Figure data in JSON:
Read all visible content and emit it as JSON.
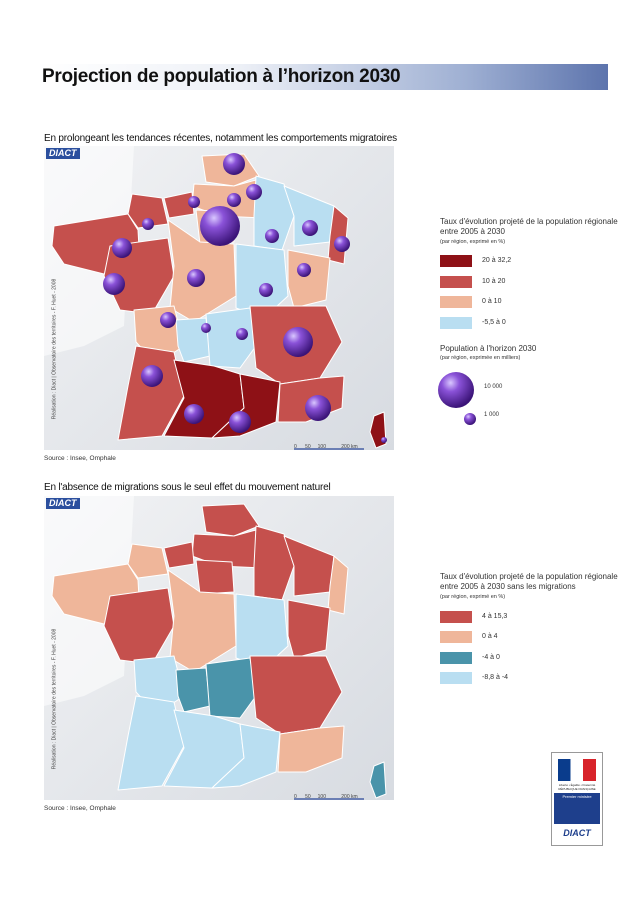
{
  "title": "Projection de population à l’horizon 2030",
  "map1": {
    "subtitle": "En prolongeant les tendances récentes, notamment les comportements migratoires",
    "logo": "DIACT",
    "credit": "Réalisation : Diact | Observatoire des territoires - F. Huet - 2008",
    "source": "Source : Insee, Omphale",
    "scale_labels": [
      "0",
      "50",
      "100",
      "200 km"
    ],
    "legend": {
      "title": "Taux d'évolution projeté de la population régionale entre 2005 à 2030",
      "note": "(par région, exprimé en %)",
      "classes": [
        {
          "label": "20 à 32,2",
          "color": "#8e1116"
        },
        {
          "label": "10 à 20",
          "color": "#c5504d"
        },
        {
          "label": "0 à 10",
          "color": "#efb69a"
        },
        {
          "label": "-5,5 à 0",
          "color": "#b9def1"
        }
      ],
      "bubbles_title": "Population à l'horizon 2030",
      "bubbles_note": "(par région, exprimée en milliers)",
      "bubble_values": [
        "10 000",
        "1 000"
      ],
      "bubble_color": "#6a2fb5"
    }
  },
  "map2": {
    "subtitle": "En l'absence de migrations sous le seul effet du mouvement naturel",
    "logo": "DIACT",
    "credit": "Réalisation : Diact | Observatoire des territoires - F. Huet - 2008",
    "source": "Source : Insee, Omphale",
    "scale_labels": [
      "0",
      "50",
      "100",
      "200 km"
    ],
    "legend": {
      "title": "Taux d'évolution projeté de la population régionale entre 2005 à 2030 sans les migrations",
      "note": "(par région, exprimé en %)",
      "classes": [
        {
          "label": "4 à 15,3",
          "color": "#c5504d"
        },
        {
          "label": "0 à 4",
          "color": "#efb69a"
        },
        {
          "label": "-4 à 0",
          "color": "#4a94aa"
        },
        {
          "label": "-8,8 à -4",
          "color": "#b9def1"
        }
      ]
    }
  },
  "gov_logo": {
    "motto": "Liberté • Égalité • Fraternité RÉPUBLIQUE FRANÇAISE",
    "pm": "Premier ministre",
    "diact": "DIACT"
  }
}
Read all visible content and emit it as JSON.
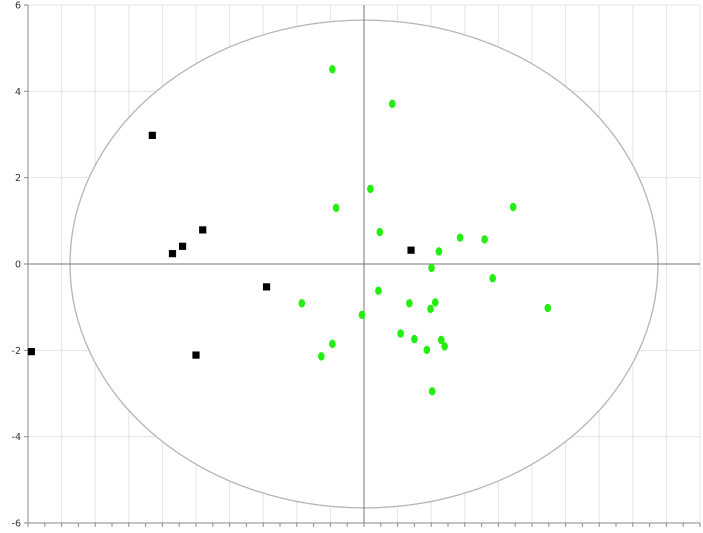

- [EXERCISE TASK]:
Quote the records in full and exactly; skip any image.

- [FINAL RESULT]:
Read all visible content and emit it as JSON.
{
  "title": "Projection de population à l’horizon 2030",
  "map1": {
    "subtitle": "En prolongeant les tendances récentes, notamment les comportements migratoires",
    "logo": "DIACT",
    "credit": "Réalisation : Diact | Observatoire des territoires - F. Huet - 2008",
    "source": "Source : Insee, Omphale",
    "scale_labels": [
      "0",
      "50",
      "100",
      "200 km"
    ],
    "legend": {
      "title": "Taux d'évolution projeté de la population régionale entre 2005 à 2030",
      "note": "(par région, exprimé en %)",
      "classes": [
        {
          "label": "20 à 32,2",
          "color": "#8e1116"
        },
        {
          "label": "10 à 20",
          "color": "#c5504d"
        },
        {
          "label": "0 à 10",
          "color": "#efb69a"
        },
        {
          "label": "-5,5 à 0",
          "color": "#b9def1"
        }
      ],
      "bubbles_title": "Population à l'horizon 2030",
      "bubbles_note": "(par région, exprimée en milliers)",
      "bubble_values": [
        "10 000",
        "1 000"
      ],
      "bubble_color": "#6a2fb5"
    }
  },
  "map2": {
    "subtitle": "En l'absence de migrations sous le seul effet du mouvement naturel",
    "logo": "DIACT",
    "credit": "Réalisation : Diact | Observatoire des territoires - F. Huet - 2008",
    "source": "Source : Insee, Omphale",
    "scale_labels": [
      "0",
      "50",
      "100",
      "200 km"
    ],
    "legend": {
      "title": "Taux d'évolution projeté de la population régionale entre 2005 à 2030 sans les migrations",
      "note": "(par région, exprimé en %)",
      "classes": [
        {
          "label": "4 à 15,3",
          "color": "#c5504d"
        },
        {
          "label": "0 à 4",
          "color": "#efb69a"
        },
        {
          "label": "-4 à 0",
          "color": "#4a94aa"
        },
        {
          "label": "-8,8 à -4",
          "color": "#b9def1"
        }
      ]
    }
  },
  "gov_logo": {
    "motto": "Liberté • Égalité • Fraternité RÉPUBLIQUE FRANÇAISE",
    "pm": "Premier ministre",
    "diact": "DIACT"
  }
}
Read all visible content and emit it as JSON.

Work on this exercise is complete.